• EXERCISE REQUIREMENTS:
Scan the data for "constituido" and copy the lines it appears in.

>> begin DATA ENTRIES

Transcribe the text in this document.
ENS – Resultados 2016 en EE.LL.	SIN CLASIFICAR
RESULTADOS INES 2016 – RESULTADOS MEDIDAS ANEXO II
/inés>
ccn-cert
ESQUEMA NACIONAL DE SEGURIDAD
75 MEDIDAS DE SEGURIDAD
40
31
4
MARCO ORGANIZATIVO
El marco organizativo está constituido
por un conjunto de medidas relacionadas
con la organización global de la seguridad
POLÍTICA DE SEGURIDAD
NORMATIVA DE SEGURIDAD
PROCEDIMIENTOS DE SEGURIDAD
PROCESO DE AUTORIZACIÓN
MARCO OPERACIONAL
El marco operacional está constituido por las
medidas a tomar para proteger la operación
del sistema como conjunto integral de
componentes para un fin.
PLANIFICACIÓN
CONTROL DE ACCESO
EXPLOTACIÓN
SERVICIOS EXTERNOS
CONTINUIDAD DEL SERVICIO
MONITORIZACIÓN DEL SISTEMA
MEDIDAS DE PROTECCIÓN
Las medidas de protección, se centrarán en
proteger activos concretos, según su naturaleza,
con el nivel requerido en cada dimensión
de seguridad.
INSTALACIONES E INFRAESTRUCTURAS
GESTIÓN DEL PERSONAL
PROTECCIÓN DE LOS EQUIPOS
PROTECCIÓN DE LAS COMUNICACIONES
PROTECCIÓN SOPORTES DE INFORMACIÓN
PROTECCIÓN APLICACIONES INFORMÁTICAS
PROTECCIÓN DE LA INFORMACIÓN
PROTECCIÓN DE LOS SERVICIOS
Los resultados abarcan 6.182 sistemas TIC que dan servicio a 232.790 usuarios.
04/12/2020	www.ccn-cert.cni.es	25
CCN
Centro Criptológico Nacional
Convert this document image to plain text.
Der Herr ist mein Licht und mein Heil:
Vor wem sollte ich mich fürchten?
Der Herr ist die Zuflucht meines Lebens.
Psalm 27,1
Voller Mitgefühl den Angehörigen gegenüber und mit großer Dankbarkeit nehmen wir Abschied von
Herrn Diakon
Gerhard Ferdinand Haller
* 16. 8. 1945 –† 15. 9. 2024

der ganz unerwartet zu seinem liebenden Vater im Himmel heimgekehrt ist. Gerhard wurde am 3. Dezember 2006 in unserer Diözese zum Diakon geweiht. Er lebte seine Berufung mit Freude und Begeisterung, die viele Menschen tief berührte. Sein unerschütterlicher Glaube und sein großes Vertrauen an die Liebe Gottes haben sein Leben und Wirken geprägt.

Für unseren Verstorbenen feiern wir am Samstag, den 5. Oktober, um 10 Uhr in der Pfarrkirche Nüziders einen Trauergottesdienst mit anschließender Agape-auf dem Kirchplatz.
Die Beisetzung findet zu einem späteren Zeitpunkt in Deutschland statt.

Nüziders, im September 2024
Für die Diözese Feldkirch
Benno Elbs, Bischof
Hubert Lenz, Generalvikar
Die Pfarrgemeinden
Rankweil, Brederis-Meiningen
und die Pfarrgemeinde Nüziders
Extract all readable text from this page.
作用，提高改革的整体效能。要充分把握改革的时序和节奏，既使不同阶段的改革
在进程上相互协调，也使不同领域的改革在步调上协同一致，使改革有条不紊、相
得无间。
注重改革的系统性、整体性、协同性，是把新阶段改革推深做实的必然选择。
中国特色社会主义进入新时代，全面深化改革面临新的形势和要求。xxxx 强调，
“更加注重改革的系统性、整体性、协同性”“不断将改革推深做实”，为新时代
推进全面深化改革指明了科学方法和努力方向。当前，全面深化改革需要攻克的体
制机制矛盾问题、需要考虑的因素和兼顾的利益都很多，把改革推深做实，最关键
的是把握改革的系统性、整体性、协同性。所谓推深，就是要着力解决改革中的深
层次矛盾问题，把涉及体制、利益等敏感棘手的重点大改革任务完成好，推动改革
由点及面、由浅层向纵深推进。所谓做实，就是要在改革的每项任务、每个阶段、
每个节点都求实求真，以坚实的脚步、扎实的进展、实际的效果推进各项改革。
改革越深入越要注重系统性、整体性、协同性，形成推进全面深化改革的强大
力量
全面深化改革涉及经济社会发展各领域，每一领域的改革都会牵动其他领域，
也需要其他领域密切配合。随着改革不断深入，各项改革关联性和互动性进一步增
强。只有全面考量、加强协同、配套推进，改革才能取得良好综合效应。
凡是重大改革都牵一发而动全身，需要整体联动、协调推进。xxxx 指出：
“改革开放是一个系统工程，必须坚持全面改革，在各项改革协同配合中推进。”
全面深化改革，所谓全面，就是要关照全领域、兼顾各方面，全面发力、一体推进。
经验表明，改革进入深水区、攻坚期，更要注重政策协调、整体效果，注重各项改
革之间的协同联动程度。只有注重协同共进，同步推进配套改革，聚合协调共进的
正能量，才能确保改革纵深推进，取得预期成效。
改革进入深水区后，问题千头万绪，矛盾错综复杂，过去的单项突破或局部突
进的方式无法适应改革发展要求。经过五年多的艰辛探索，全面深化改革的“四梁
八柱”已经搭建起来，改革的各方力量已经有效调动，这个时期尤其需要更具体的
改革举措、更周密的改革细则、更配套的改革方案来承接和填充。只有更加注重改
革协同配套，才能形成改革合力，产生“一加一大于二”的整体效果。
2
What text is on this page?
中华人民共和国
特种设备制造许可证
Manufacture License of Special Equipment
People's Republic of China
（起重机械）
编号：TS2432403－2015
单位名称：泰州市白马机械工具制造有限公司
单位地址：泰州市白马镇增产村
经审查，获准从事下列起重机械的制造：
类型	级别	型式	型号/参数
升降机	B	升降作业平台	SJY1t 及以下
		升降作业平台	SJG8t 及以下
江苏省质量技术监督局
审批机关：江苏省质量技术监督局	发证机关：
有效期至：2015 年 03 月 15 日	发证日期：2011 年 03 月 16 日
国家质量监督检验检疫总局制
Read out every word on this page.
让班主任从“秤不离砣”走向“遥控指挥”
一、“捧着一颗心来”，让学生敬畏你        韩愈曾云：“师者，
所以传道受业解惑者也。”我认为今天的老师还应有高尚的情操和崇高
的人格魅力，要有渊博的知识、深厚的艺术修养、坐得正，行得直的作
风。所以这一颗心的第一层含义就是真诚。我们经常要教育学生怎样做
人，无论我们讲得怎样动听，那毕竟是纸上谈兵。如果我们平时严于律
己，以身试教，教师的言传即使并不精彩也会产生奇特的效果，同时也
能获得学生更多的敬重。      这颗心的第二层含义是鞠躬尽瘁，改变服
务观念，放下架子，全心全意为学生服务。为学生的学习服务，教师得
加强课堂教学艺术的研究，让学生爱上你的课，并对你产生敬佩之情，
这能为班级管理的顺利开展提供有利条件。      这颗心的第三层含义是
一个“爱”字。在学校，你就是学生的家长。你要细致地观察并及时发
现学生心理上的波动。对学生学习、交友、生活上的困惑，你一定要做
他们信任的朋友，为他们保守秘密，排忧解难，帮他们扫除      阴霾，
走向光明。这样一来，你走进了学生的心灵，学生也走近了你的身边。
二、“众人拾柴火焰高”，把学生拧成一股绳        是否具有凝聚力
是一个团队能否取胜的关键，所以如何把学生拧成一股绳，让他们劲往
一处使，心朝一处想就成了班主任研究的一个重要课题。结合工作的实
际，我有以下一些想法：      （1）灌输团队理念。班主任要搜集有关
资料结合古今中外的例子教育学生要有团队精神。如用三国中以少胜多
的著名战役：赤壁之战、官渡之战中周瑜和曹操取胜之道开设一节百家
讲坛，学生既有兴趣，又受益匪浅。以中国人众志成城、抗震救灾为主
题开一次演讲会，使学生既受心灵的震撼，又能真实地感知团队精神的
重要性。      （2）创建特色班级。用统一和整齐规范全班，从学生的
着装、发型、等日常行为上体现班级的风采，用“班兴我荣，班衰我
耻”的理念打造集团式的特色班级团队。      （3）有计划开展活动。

>> end DATA ENTRIES

• WRITTEN RESPONSE:
El marco organizativo está constituido
El marco operacional está constituido por las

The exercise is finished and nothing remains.